= Task requirements =
All of the entries need to be written out again, exactly as they are.

= Listed entries =

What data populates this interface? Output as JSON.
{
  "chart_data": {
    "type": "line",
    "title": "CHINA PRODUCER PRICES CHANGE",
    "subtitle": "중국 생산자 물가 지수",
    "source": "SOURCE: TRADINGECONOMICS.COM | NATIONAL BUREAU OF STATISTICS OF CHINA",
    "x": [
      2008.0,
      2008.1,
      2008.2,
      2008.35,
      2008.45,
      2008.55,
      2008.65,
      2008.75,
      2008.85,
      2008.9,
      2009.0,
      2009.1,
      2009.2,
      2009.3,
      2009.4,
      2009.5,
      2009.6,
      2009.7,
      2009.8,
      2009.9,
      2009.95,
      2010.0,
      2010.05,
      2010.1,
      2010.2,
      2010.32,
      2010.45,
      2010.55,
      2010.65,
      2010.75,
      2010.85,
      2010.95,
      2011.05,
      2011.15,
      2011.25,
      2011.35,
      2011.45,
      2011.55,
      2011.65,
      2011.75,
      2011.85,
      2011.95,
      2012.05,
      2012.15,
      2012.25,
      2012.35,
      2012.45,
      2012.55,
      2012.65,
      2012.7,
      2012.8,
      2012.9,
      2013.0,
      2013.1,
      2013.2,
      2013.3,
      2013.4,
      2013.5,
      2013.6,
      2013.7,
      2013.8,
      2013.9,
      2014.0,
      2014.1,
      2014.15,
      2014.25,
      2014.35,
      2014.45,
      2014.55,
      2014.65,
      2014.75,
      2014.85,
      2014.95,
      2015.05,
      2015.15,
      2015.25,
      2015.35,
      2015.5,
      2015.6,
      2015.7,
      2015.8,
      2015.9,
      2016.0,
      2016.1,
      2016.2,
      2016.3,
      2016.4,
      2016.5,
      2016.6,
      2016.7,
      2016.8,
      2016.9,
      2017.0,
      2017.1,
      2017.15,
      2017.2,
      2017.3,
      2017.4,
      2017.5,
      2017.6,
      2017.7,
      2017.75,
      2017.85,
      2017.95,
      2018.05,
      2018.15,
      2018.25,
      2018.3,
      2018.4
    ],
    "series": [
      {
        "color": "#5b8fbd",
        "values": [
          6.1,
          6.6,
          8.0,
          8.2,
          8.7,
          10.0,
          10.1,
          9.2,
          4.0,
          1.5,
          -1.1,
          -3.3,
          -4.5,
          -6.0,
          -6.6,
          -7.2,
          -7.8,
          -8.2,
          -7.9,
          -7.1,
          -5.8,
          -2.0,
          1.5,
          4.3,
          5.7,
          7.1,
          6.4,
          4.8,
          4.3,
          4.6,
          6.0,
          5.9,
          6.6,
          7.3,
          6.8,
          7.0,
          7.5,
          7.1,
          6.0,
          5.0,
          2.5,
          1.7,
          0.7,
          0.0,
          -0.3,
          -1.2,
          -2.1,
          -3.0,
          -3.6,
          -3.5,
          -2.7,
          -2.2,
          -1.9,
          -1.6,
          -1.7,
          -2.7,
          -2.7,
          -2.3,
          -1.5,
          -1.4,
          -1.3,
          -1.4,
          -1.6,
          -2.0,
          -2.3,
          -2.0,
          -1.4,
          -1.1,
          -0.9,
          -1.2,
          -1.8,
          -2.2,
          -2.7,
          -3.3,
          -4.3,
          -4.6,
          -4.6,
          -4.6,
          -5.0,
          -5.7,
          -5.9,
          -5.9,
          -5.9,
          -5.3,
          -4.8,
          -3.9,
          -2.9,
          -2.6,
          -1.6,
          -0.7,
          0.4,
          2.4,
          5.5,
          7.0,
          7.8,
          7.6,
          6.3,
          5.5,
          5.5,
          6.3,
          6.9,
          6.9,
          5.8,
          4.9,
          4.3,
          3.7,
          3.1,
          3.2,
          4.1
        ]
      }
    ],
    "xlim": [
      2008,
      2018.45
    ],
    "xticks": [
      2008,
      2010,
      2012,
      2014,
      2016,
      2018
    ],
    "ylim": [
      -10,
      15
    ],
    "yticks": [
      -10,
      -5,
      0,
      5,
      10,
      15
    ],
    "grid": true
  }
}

= Exercise solution =
What data populates this interface? Output as JSON.
{
  "chart_data": {
    "type": "line",
    "title": "CHINA PRODUCER PRICES CHANGE",
    "subtitle": "중국 생산자 물가 지수",
    "source": "SOURCE: TRADINGECONOMICS.COM | NATIONAL BUREAU OF STATISTICS OF CHINA",
    "x": [
      2008.0,
      2008.1,
      2008.2,
      2008.35,
      2008.45,
      2008.55,
      2008.65,
      2008.75,
      2008.85,
      2008.9,
      2009.0,
      2009.1,
      2009.2,
      2009.3,
      2009.4,
      2009.5,
      2009.6,
      2009.7,
      2009.8,
      2009.9,
      2009.95,
      2010.0,
      2010.05,
      2010.1,
      2010.2,
      2010.32,
      2010.45,
      2010.55,
      2010.65,
      2010.75,
      2010.85,
      2010.95,
      2011.05,
      2011.15,
      2011.25,
      2011.35,
      2011.45,
      2011.55,
      2011.65,
      2011.75,
      2011.85,
      2011.95,
      2012.05,
      2012.15,
      2012.25,
      2012.35,
      2012.45,
      2012.55,
      2012.65,
      2012.7,
      2012.8,
      2012.9,
      2013.0,
      2013.1,
      2013.2,
      2013.3,
      2013.4,
      2013.5,
      2013.6,
      2013.7,
      2013.8,
      2013.9,
      2014.0,
      2014.1,
      2014.15,
      2014.25,
      2014.35,
      2014.45,
      2014.55,
      2014.65,
      2014.75,
      2014.85,
      2014.95,
      2015.05,
      2015.15,
      2015.25,
      2015.35,
      2015.5,
      2015.6,
      2015.7,
      2015.8,
      2015.9,
      2016.0,
      2016.1,
      2016.2,
      2016.3,
      2016.4,
      2016.5,
      2016.6,
      2016.7,
      2016.8,
      2016.9,
      2017.0,
      2017.1,
      2017.15,
      2017.2,
      2017.3,
      2017.4,
      2017.5,
      2017.6,
      2017.7,
      2017.75,
      2017.85,
      2017.95,
      2018.05,
      2018.15,
      2018.25,
      2018.3,
      2018.4
    ],
    "series": [
      {
        "color": "#5b8fbd",
        "values": [
          6.1,
          6.6,
          8.0,
          8.2,
          8.7,
          10.0,
          10.1,
          9.2,
          4.0,
          1.5,
          -1.1,
          -3.3,
          -4.5,
          -6.0,
          -6.6,
          -7.2,
          -7.8,
          -8.2,
          -7.9,
          -7.1,
          -5.8,
          -2.0,
          1.5,
          4.3,
          5.7,
          7.1,
          6.4,
          4.8,
          4.3,
          4.6,
          6.0,
          5.9,
          6.6,
          7.3,
          6.8,
          7.0,
          7.5,
          7.1,
          6.0,
          5.0,
          2.5,
          1.7,
          0.7,
          0.0,
          -0.3,
          -1.2,
          -2.1,
          -3.0,
          -3.6,
          -3.5,
          -2.7,
          -2.2,
          -1.9,
          -1.6,
          -1.7,
          -2.7,
          -2.7,
          -2.3,
          -1.5,
          -1.4,
          -1.3,
          -1.4,
          -1.6,
          -2.0,
          -2.3,
          -2.0,
          -1.4,
          -1.1,
          -0.9,
          -1.2,
          -1.8,
          -2.2,
          -2.7,
          -3.3,
          -4.3,
          -4.6,
          -4.6,
          -4.6,
          -5.0,
          -5.7,
          -5.9,
          -5.9,
          -5.9,
          -5.3,
          -4.8,
          -3.9,
          -2.9,
          -2.6,
          -1.6,
          -0.7,
          0.4,
          2.4,
          5.5,
          7.0,
          7.8,
          7.6,
          6.3,
          5.5,
          5.5,
          6.3,
          6.9,
          6.9,
          5.8,
          4.9,
          4.3,
          3.7,
          3.1,
          3.2,
          4.1
        ]
      }
    ],
    "xlim": [
      2008,
      2018.45
    ],
    "xticks": [
      2008,
      2010,
      2012,
      2014,
      2016,
      2018
    ],
    "ylim": [
      -10,
      15
    ],
    "yticks": [
      -10,
      -5,
      0,
      5,
      10,
      15
    ],
    "grid": true
  }
}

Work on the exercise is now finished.